— START OF DATA EXCERPTS —

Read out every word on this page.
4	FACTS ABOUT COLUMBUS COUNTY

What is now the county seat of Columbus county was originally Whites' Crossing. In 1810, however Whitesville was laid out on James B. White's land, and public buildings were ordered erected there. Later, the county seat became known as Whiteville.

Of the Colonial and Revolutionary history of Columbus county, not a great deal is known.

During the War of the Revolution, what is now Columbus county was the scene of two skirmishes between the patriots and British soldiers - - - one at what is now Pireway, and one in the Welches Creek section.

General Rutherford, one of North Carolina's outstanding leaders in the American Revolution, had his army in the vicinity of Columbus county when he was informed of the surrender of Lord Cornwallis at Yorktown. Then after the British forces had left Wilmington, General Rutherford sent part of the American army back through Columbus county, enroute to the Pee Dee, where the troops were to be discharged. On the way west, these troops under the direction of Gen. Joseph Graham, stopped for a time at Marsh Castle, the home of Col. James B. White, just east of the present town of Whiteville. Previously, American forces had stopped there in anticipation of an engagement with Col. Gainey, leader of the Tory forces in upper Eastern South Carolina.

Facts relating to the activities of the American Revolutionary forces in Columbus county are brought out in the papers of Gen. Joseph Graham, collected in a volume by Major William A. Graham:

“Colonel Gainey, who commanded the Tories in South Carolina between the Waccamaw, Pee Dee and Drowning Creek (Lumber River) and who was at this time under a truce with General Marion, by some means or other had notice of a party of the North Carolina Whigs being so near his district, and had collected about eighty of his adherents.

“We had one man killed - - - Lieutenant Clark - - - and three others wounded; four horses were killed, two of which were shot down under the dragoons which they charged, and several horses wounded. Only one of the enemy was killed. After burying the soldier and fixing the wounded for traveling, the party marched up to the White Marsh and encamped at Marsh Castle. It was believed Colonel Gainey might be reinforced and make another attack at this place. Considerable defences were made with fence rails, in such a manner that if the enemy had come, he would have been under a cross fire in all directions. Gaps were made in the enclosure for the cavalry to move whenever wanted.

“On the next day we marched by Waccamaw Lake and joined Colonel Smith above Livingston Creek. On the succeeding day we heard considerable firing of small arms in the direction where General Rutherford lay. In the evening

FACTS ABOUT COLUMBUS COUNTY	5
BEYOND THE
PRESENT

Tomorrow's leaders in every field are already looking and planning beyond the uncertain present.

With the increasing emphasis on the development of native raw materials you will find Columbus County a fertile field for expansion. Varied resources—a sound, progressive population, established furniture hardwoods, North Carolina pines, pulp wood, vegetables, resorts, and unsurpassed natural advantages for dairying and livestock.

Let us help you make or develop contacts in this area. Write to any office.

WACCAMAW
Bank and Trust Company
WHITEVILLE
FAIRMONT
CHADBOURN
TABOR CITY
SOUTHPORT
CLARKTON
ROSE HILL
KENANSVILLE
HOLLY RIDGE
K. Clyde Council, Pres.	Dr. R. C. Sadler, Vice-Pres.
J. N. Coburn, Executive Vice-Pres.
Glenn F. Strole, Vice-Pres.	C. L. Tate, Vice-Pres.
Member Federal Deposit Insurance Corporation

— END OF DATA EXCERPTS —

• _WHAT TO PRODUCE_:
Transcribe the data above in full, exactly.

• _EXERCISE OUTPUT_:
Read out every word on this page.
4	FACTS ABOUT COLUMBUS COUNTY

What is now the county seat of Columbus county was originally Whites' Crossing. In 1810, however Whitesville was laid out on James B. White's land, and public buildings were ordered erected there. Later, the county seat became known as Whiteville.

Of the Colonial and Revolutionary history of Columbus county, not a great deal is known.

During the War of the Revolution, what is now Columbus county was the scene of two skirmishes between the patriots and British soldiers - - - one at what is now Pireway, and one in the Welches Creek section.

General Rutherford, one of North Carolina's outstanding leaders in the American Revolution, had his army in the vicinity of Columbus county when he was informed of the surrender of Lord Cornwallis at Yorktown. Then after the British forces had left Wilmington, General Rutherford sent part of the American army back through Columbus county, enroute to the Pee Dee, where the troops were to be discharged. On the way west, these troops under the direction of Gen. Joseph Graham, stopped for a time at Marsh Castle, the home of Col. James B. White, just east of the present town of Whiteville. Previously, American forces had stopped there in anticipation of an engagement with Col. Gainey, leader of the Tory forces in upper Eastern South Carolina.

Facts relating to the activities of the American Revolutionary forces in Columbus county are brought out in the papers of Gen. Joseph Graham, collected in a volume by Major William A. Graham:

“Colonel Gainey, who commanded the Tories in South Carolina between the Waccamaw, Pee Dee and Drowning Creek (Lumber River) and who was at this time under a truce with General Marion, by some means or other had notice of a party of the North Carolina Whigs being so near his district, and had collected about eighty of his adherents.

“We had one man killed - - - Lieutenant Clark - - - and three others wounded; four horses were killed, two of which were shot down under the dragoons which they charged, and several horses wounded. Only one of the enemy was killed. After burying the soldier and fixing the wounded for traveling, the party marched up to the White Marsh and encamped at Marsh Castle. It was believed Colonel Gainey might be reinforced and make another attack at this place. Considerable defences were made with fence rails, in such a manner that if the enemy had come, he would have been under a cross fire in all directions. Gaps were made in the enclosure for the cavalry to move whenever wanted.

“On the next day we marched by Waccamaw Lake and joined Colonel Smith above Livingston Creek. On the succeeding day we heard considerable firing of small arms in the direction where General Rutherford lay. In the evening

FACTS ABOUT COLUMBUS COUNTY	5
BEYOND THE
PRESENT

Tomorrow's leaders in every field are already looking and planning beyond the uncertain present.

With the increasing emphasis on the development of native raw materials you will find Columbus County a fertile field for expansion. Varied resources—a sound, progressive population, established furniture hardwoods, North Carolina pines, pulp wood, vegetables, resorts, and unsurpassed natural advantages for dairying and livestock.

Let us help you make or develop contacts in this area. Write to any office.

WACCAMAW
Bank and Trust Company
WHITEVILLE
FAIRMONT
CHADBOURN
TABOR CITY
SOUTHPORT
CLARKTON
ROSE HILL
KENANSVILLE
HOLLY RIDGE
K. Clyde Council, Pres.	Dr. R. C. Sadler, Vice-Pres.
J. N. Coburn, Executive Vice-Pres.
Glenn F. Strole, Vice-Pres.	C. L. Tate, Vice-Pres.
Member Federal Deposit Insurance Corporation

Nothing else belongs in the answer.